[Begin Data provided]

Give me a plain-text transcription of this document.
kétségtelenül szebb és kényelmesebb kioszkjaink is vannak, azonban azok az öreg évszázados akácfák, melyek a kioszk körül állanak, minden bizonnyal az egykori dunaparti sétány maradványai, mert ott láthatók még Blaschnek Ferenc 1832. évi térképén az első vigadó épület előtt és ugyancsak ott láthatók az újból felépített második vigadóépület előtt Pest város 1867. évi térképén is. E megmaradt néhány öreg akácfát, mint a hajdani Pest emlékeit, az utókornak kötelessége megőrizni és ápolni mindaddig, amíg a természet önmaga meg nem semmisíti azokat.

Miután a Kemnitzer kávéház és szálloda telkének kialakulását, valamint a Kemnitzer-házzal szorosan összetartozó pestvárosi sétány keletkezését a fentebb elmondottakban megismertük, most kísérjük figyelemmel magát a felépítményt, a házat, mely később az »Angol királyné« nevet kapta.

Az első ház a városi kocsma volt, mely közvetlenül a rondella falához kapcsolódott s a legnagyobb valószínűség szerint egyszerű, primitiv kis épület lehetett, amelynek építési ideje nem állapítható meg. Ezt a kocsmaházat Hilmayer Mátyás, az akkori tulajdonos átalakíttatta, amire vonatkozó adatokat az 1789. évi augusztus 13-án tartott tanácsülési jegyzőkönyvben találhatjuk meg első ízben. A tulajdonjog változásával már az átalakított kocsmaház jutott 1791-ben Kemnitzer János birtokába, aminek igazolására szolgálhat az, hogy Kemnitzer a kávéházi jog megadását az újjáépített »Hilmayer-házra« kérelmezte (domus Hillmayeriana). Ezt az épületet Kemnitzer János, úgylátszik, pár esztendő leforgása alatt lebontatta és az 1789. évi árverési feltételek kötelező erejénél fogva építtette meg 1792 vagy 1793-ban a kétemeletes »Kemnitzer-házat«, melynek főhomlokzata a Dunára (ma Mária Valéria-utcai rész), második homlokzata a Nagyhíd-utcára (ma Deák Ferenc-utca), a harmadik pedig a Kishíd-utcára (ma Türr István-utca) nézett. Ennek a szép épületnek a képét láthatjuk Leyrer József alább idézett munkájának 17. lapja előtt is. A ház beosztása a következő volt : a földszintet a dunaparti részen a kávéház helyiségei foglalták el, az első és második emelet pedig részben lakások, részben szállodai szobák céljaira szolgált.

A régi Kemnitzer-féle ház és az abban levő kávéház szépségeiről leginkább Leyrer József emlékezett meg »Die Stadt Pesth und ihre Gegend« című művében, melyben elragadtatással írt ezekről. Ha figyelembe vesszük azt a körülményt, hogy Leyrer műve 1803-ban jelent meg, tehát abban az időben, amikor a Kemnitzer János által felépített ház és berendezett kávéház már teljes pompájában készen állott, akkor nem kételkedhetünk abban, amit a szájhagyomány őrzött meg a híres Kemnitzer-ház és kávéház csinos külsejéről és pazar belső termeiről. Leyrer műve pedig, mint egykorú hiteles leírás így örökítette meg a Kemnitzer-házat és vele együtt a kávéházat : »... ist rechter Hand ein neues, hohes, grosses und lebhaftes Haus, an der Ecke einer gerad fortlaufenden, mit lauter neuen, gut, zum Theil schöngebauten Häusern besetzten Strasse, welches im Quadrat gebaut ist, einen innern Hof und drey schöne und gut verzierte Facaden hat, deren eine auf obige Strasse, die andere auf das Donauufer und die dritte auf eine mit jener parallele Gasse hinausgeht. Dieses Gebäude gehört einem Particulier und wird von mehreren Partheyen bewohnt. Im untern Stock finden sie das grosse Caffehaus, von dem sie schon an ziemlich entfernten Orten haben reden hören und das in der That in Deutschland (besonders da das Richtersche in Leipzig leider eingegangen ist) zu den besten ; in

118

[End Data provided]

▸ **What you have to do**
Repeat every record, exactly as written.

▸ **Task answer**
Give me a plain-text transcription of this document.
kétségtelenül szebb és kényelmesebb kioszkjaink is vannak, azonban azok az öreg évszázados akácfák, melyek a kioszk körül állanak, minden bizonnyal az egykori dunaparti sétány maradványai, mert ott láthatók még Blaschnek Ferenc 1832. évi térképén az első vigadó épület előtt és ugyancsak ott láthatók az újból felépített második vigadóépület előtt Pest város 1867. évi térképén is. E megmaradt néhány öreg akácfát, mint a hajdani Pest emlékeit, az utókornak kötelessége megőrizni és ápolni mindaddig, amíg a természet önmaga meg nem semmisíti azokat.

Miután a Kemnitzer kávéház és szálloda telkének kialakulását, valamint a Kemnitzer-házzal szorosan összetartozó pestvárosi sétány keletkezését a fentebb elmondottakban megismertük, most kísérjük figyelemmel magát a felépítményt, a házat, mely később az »Angol királyné« nevet kapta.

Az első ház a városi kocsma volt, mely közvetlenül a rondella falához kapcsolódott s a legnagyobb valószínűség szerint egyszerű, primitiv kis épület lehetett, amelynek építési ideje nem állapítható meg. Ezt a kocsmaházat Hilmayer Mátyás, az akkori tulajdonos átalakíttatta, amire vonatkozó adatokat az 1789. évi augusztus 13-án tartott tanácsülési jegyzőkönyvben találhatjuk meg első ízben. A tulajdonjog változásával már az átalakított kocsmaház jutott 1791-ben Kemnitzer János birtokába, aminek igazolására szolgálhat az, hogy Kemnitzer a kávéházi jog megadását az újjáépített »Hilmayer-házra« kérelmezte (domus Hillmayeriana). Ezt az épületet Kemnitzer János, úgylátszik, pár esztendő leforgása alatt lebontatta és az 1789. évi árverési feltételek kötelező erejénél fogva építtette meg 1792 vagy 1793-ban a kétemeletes »Kemnitzer-házat«, melynek főhomlokzata a Dunára (ma Mária Valéria-utcai rész), második homlokzata a Nagyhíd-utcára (ma Deák Ferenc-utca), a harmadik pedig a Kishíd-utcára (ma Türr István-utca) nézett. Ennek a szép épületnek a képét láthatjuk Leyrer József alább idézett munkájának 17. lapja előtt is. A ház beosztása a következő volt : a földszintet a dunaparti részen a kávéház helyiségei foglalták el, az első és második emelet pedig részben lakások, részben szállodai szobák céljaira szolgált.

A régi Kemnitzer-féle ház és az abban levő kávéház szépségeiről leginkább Leyrer József emlékezett meg »Die Stadt Pesth und ihre Gegend« című művében, melyben elragadtatással írt ezekről. Ha figyelembe vesszük azt a körülményt, hogy Leyrer műve 1803-ban jelent meg, tehát abban az időben, amikor a Kemnitzer János által felépített ház és berendezett kávéház már teljes pompájában készen állott, akkor nem kételkedhetünk abban, amit a szájhagyomány őrzött meg a híres Kemnitzer-ház és kávéház csinos külsejéről és pazar belső termeiről. Leyrer műve pedig, mint egykorú hiteles leírás így örökítette meg a Kemnitzer-házat és vele együtt a kávéházat : »... ist rechter Hand ein neues, hohes, grosses und lebhaftes Haus, an der Ecke einer gerad fortlaufenden, mit lauter neuen, gut, zum Theil schöngebauten Häusern besetzten Strasse, welches im Quadrat gebaut ist, einen innern Hof und drey schöne und gut verzierte Facaden hat, deren eine auf obige Strasse, die andere auf das Donauufer und die dritte auf eine mit jener parallele Gasse hinausgeht. Dieses Gebäude gehört einem Particulier und wird von mehreren Partheyen bewohnt. Im untern Stock finden sie das grosse Caffehaus, von dem sie schon an ziemlich entfernten Orten haben reden hören und das in der That in Deutschland (besonders da das Richtersche in Leipzig leider eingegangen ist) zu den besten ; in

118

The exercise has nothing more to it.